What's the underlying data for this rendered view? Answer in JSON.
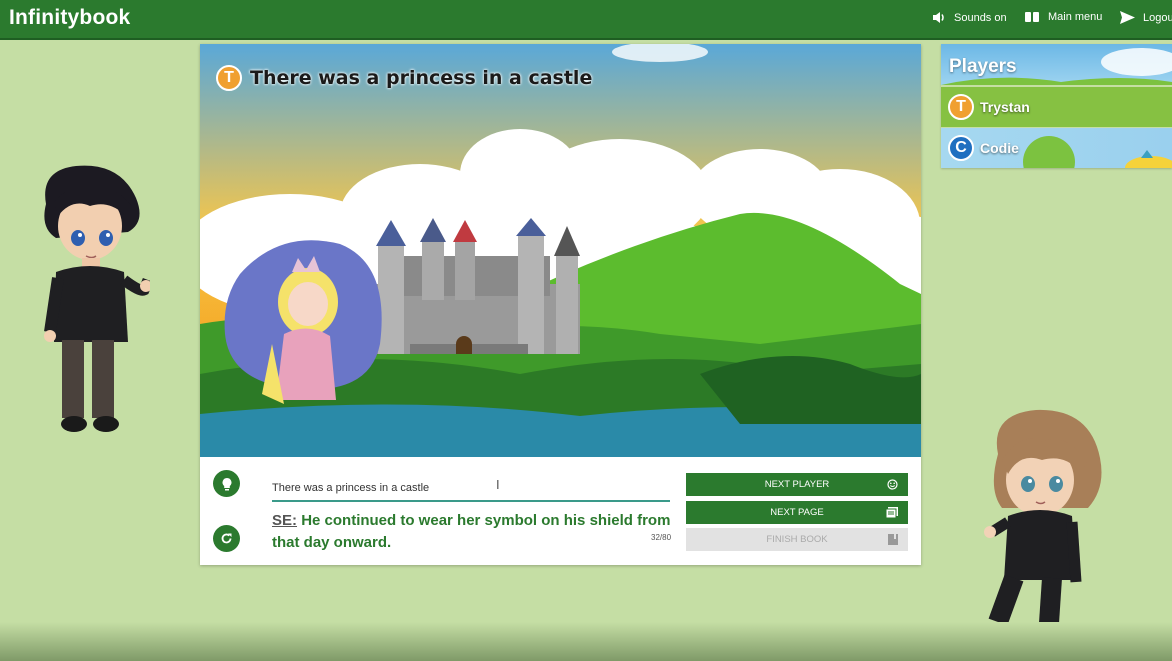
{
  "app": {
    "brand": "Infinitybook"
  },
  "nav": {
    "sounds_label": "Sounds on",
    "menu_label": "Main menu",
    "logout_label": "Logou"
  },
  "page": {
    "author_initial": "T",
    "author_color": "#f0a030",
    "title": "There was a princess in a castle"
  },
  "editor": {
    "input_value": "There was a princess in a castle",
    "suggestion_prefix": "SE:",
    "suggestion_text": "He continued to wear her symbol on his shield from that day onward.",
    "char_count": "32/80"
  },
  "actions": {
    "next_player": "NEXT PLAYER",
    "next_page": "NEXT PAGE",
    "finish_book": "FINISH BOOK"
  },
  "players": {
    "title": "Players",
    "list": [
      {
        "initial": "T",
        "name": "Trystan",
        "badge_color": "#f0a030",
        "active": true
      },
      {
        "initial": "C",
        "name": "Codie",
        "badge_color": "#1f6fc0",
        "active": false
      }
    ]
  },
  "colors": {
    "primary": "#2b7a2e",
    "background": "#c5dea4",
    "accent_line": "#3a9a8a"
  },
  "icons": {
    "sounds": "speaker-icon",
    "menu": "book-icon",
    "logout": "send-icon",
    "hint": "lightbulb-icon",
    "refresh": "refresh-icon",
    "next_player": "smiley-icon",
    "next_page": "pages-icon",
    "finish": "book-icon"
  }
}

^^^^^^^^

§ **The request**
Look for the word "princess" and return every line where it occurs.

§ **Task solution**
    "title": "There was a princess in a castle"
    "input_value": "There was a princess in a castle",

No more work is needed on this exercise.